* **Goal of the exercise**
Show each line that has the string "дней" in it.

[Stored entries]
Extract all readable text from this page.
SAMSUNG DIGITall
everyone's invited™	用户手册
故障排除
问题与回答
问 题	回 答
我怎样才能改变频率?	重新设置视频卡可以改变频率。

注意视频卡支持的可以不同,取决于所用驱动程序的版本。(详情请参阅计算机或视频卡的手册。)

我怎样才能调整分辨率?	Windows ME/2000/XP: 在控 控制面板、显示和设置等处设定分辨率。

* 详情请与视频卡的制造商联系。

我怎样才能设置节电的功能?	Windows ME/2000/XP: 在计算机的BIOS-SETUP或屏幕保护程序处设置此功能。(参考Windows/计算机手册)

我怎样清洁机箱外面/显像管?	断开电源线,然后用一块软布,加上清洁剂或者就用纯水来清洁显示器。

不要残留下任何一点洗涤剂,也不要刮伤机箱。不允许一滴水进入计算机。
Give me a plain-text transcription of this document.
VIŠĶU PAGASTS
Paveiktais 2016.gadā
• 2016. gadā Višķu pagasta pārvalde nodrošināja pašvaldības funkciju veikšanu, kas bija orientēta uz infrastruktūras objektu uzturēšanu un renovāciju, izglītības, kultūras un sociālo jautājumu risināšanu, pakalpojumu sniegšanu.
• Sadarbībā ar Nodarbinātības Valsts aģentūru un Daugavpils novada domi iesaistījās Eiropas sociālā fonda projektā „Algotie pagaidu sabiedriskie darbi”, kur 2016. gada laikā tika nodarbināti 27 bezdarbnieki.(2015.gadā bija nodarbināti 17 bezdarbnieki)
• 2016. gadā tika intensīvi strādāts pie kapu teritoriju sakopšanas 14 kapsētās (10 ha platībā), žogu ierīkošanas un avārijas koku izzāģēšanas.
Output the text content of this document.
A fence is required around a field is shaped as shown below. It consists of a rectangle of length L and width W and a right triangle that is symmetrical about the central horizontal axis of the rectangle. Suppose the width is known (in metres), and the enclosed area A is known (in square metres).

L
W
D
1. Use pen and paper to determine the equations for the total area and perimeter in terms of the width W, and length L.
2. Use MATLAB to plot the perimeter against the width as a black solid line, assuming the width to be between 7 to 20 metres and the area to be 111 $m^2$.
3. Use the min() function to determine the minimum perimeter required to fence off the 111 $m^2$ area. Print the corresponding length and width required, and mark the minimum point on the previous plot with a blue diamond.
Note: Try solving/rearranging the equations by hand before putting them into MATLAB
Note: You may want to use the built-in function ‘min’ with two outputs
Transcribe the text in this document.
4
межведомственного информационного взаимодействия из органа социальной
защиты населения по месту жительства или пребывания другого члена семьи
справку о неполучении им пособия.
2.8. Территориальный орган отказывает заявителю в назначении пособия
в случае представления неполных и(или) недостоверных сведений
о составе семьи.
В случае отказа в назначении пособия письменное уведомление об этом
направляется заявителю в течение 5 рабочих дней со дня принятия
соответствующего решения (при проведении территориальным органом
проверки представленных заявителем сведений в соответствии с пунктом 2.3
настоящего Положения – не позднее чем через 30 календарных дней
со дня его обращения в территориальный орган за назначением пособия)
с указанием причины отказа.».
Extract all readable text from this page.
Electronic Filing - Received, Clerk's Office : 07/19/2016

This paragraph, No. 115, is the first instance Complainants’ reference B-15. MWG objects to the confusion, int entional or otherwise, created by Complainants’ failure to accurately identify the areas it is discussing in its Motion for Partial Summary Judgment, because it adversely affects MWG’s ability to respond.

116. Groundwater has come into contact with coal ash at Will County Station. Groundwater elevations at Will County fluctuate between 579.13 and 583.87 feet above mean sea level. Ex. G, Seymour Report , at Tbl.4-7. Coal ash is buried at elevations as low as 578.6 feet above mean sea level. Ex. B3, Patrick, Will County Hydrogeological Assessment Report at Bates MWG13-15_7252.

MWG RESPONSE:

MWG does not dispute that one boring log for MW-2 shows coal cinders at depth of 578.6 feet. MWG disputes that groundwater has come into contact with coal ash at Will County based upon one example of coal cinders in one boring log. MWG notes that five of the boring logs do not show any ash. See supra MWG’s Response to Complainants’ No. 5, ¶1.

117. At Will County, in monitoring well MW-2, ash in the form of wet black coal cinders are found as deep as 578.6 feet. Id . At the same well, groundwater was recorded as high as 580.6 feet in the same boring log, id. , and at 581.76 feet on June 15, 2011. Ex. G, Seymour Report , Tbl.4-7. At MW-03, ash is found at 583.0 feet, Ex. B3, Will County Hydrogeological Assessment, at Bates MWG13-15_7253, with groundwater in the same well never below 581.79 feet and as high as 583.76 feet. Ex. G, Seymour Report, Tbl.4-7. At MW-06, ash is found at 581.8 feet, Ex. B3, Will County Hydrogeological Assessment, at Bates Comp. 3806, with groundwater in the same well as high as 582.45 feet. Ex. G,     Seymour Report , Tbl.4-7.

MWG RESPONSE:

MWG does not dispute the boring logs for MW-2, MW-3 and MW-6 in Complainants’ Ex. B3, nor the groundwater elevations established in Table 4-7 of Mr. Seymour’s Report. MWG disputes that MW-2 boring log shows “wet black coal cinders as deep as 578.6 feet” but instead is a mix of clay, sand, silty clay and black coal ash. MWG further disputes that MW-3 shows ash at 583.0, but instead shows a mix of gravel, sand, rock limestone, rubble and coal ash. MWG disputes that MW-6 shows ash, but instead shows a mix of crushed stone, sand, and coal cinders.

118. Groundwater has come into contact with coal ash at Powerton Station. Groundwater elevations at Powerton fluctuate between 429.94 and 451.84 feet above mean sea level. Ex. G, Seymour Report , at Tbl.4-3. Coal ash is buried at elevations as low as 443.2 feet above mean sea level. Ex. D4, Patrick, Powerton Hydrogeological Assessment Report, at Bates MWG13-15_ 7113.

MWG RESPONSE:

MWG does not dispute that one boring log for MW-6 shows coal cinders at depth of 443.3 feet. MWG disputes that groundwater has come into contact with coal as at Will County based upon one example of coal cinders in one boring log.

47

* **The solution**
направляется заявителю в течение 5 рабочих дней со дня принятия
настоящего Положения – не позднее чем через 30 календарных дней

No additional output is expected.